All of the listing below must be repeated word for word. Pictures are the only thing to omit.
◇ ◇ ◇
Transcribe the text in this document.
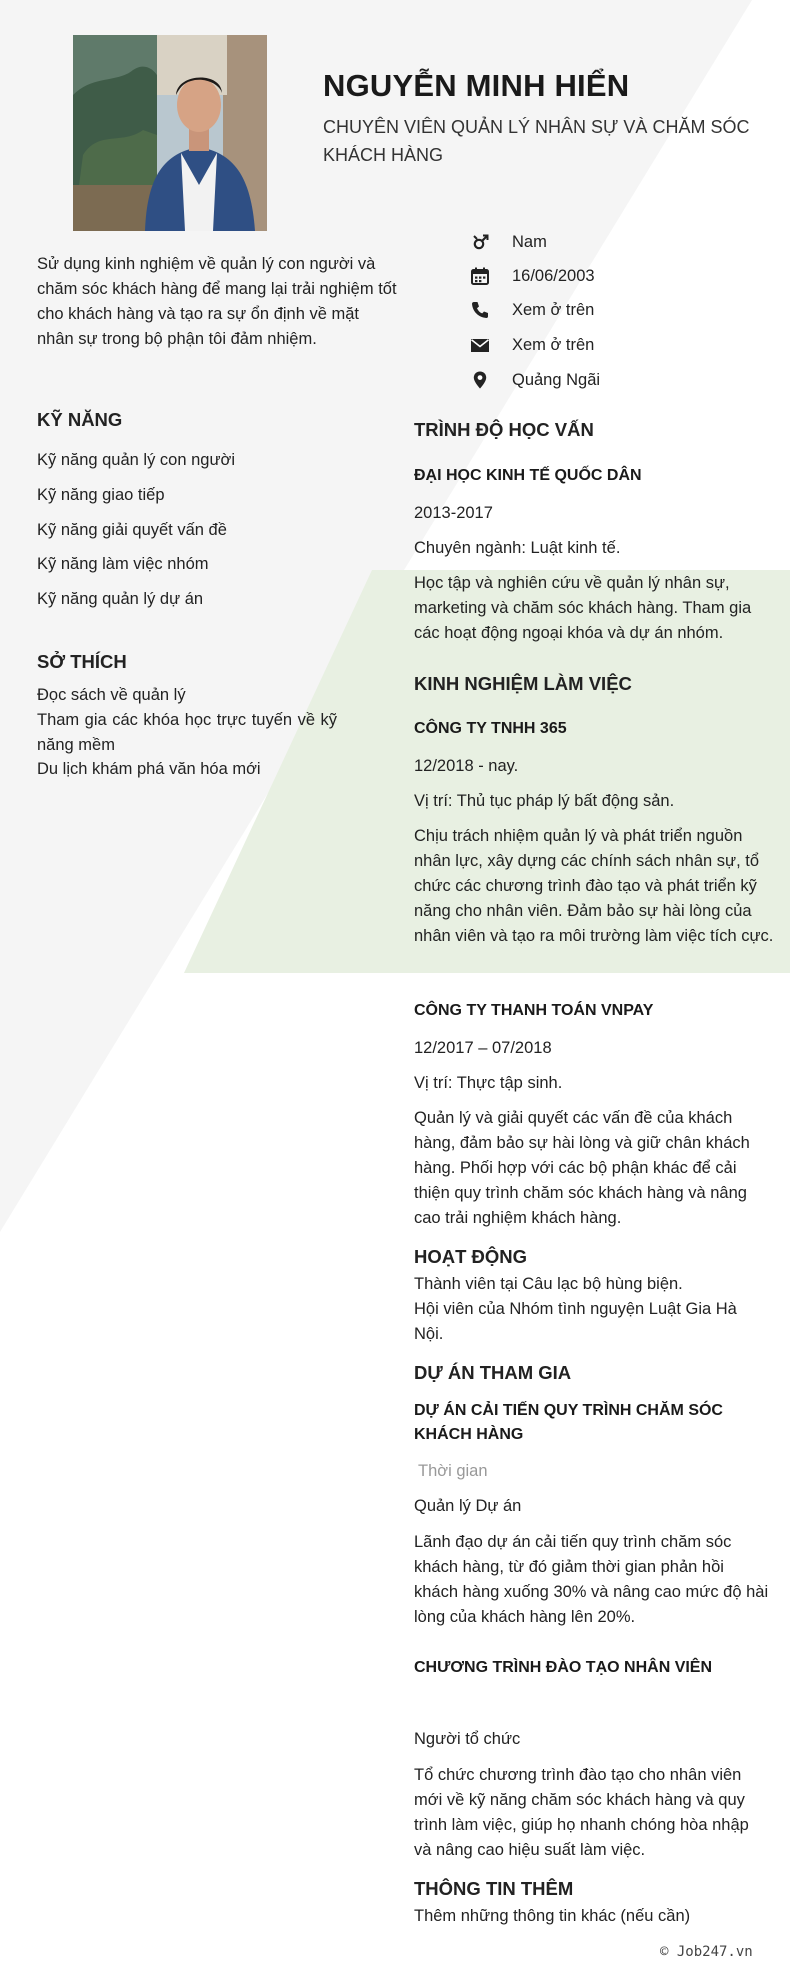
NGUYỄN MINH HIỂN
CHUYÊN VIÊN QUẢN LÝ NHÂN SỰ VÀ CHĂM SÓC KHÁCH HÀNG
Sử dụng kinh nghiệm về quản lý con người và chăm sóc khách hàng để mang lại trải nghiệm tốt cho khách hàng và tạo ra sự ổn định về mặt nhân sự trong bộ phận tôi đảm nhiệm.
Nam
16/06/2003
Xem ở trên
Xem ở trên
Quảng Ngãi
KỸ NĂNG
Kỹ năng quản lý con người
Kỹ năng giao tiếp
Kỹ năng giải quyết vấn đề
Kỹ năng làm việc nhóm
Kỹ năng quản lý dự án
SỞ THÍCH
Đọc sách về quản lý
Tham gia các khóa học trực tuyến về kỹ năng mềm
Du lịch khám phá văn hóa mới
TRÌNH ĐỘ HỌC VẤN
ĐẠI HỌC KINH TẾ QUỐC DÂN
2013-2017
Chuyên ngành: Luật kinh tế.
Học tập và nghiên cứu về quản lý nhân sự, marketing và chăm sóc khách hàng. Tham gia các hoạt động ngoại khóa và dự án nhóm.
KINH NGHIỆM LÀM VIỆC
CÔNG TY TNHH 365
12/2018 - nay.
Vị trí: Thủ tục pháp lý bất động sản.
Chịu trách nhiệm quản lý và phát triển nguồn nhân lực, xây dựng các chính sách nhân sự, tổ chức các chương trình đào tạo và phát triển kỹ năng cho nhân viên. Đảm bảo sự hài lòng của nhân viên và tạo ra môi trường làm việc tích cực.
CÔNG TY THANH TOÁN VNPAY
12/2017 – 07/2018
Vị trí: Thực tập sinh.
Quản lý và giải quyết các vấn đề của khách hàng, đảm bảo sự hài lòng và giữ chân khách hàng. Phối hợp với các bộ phận khác để cải thiện quy trình chăm sóc khách hàng và nâng cao trải nghiệm khách hàng.
HOẠT ĐỘNG
Thành viên tại Câu lạc bộ hùng biện.
Hội viên của Nhóm tình nguyện Luật Gia Hà Nội.
DỰ ÁN THAM GIA
DỰ ÁN CẢI TIẾN QUY TRÌNH CHĂM SÓC KHÁCH HÀNG
Thời gian
Quản lý Dự án
Lãnh đạo dự án cải tiến quy trình chăm sóc khách hàng, từ đó giảm thời gian phản hồi khách hàng xuống 30% và nâng cao mức độ hài lòng của khách hàng lên 20%.
CHƯƠNG TRÌNH ĐÀO TẠO NHÂN VIÊN
Người tổ chức
Tổ chức chương trình đào tạo cho nhân viên mới về kỹ năng chăm sóc khách hàng và quy trình làm việc, giúp họ nhanh chóng hòa nhập và nâng cao hiệu suất làm việc.
THÔNG TIN THÊM
Thêm những thông tin khác (nếu cần)
© Job247.vn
◇ ◇ ◇
**Result below:**
Transcribe the text in this document.
NGUYỄN MINH HIỂN
CHUYÊN VIÊN QUẢN LÝ NHÂN SỰ VÀ CHĂM SÓC KHÁCH HÀNG
Sử dụng kinh nghiệm về quản lý con người và chăm sóc khách hàng để mang lại trải nghiệm tốt cho khách hàng và tạo ra sự ổn định về mặt nhân sự trong bộ phận tôi đảm nhiệm.
Nam
16/06/2003
Xem ở trên
Xem ở trên
Quảng Ngãi
KỸ NĂNG
Kỹ năng quản lý con người
Kỹ năng giao tiếp
Kỹ năng giải quyết vấn đề
Kỹ năng làm việc nhóm
Kỹ năng quản lý dự án
SỞ THÍCH
Đọc sách về quản lý
Tham gia các khóa học trực tuyến về kỹ năng mềm
Du lịch khám phá văn hóa mới
TRÌNH ĐỘ HỌC VẤN
ĐẠI HỌC KINH TẾ QUỐC DÂN
2013-2017
Chuyên ngành: Luật kinh tế.
Học tập và nghiên cứu về quản lý nhân sự, marketing và chăm sóc khách hàng. Tham gia các hoạt động ngoại khóa và dự án nhóm.
KINH NGHIỆM LÀM VIỆC
CÔNG TY TNHH 365
12/2018 - nay.
Vị trí: Thủ tục pháp lý bất động sản.
Chịu trách nhiệm quản lý và phát triển nguồn nhân lực, xây dựng các chính sách nhân sự, tổ chức các chương trình đào tạo và phát triển kỹ năng cho nhân viên. Đảm bảo sự hài lòng của nhân viên và tạo ra môi trường làm việc tích cực.
CÔNG TY THANH TOÁN VNPAY
12/2017 – 07/2018
Vị trí: Thực tập sinh.
Quản lý và giải quyết các vấn đề của khách hàng, đảm bảo sự hài lòng và giữ chân khách hàng. Phối hợp với các bộ phận khác để cải thiện quy trình chăm sóc khách hàng và nâng cao trải nghiệm khách hàng.
HOẠT ĐỘNG
Thành viên tại Câu lạc bộ hùng biện.
Hội viên của Nhóm tình nguyện Luật Gia Hà Nội.
DỰ ÁN THAM GIA
DỰ ÁN CẢI TIẾN QUY TRÌNH CHĂM SÓC KHÁCH HÀNG
Thời gian
Quản lý Dự án
Lãnh đạo dự án cải tiến quy trình chăm sóc khách hàng, từ đó giảm thời gian phản hồi khách hàng xuống 30% và nâng cao mức độ hài lòng của khách hàng lên 20%.
CHƯƠNG TRÌNH ĐÀO TẠO NHÂN VIÊN
Người tổ chức
Tổ chức chương trình đào tạo cho nhân viên mới về kỹ năng chăm sóc khách hàng và quy trình làm việc, giúp họ nhanh chóng hòa nhập và nâng cao hiệu suất làm việc.
THÔNG TIN THÊM
Thêm những thông tin khác (nếu cần)
© Job247.vn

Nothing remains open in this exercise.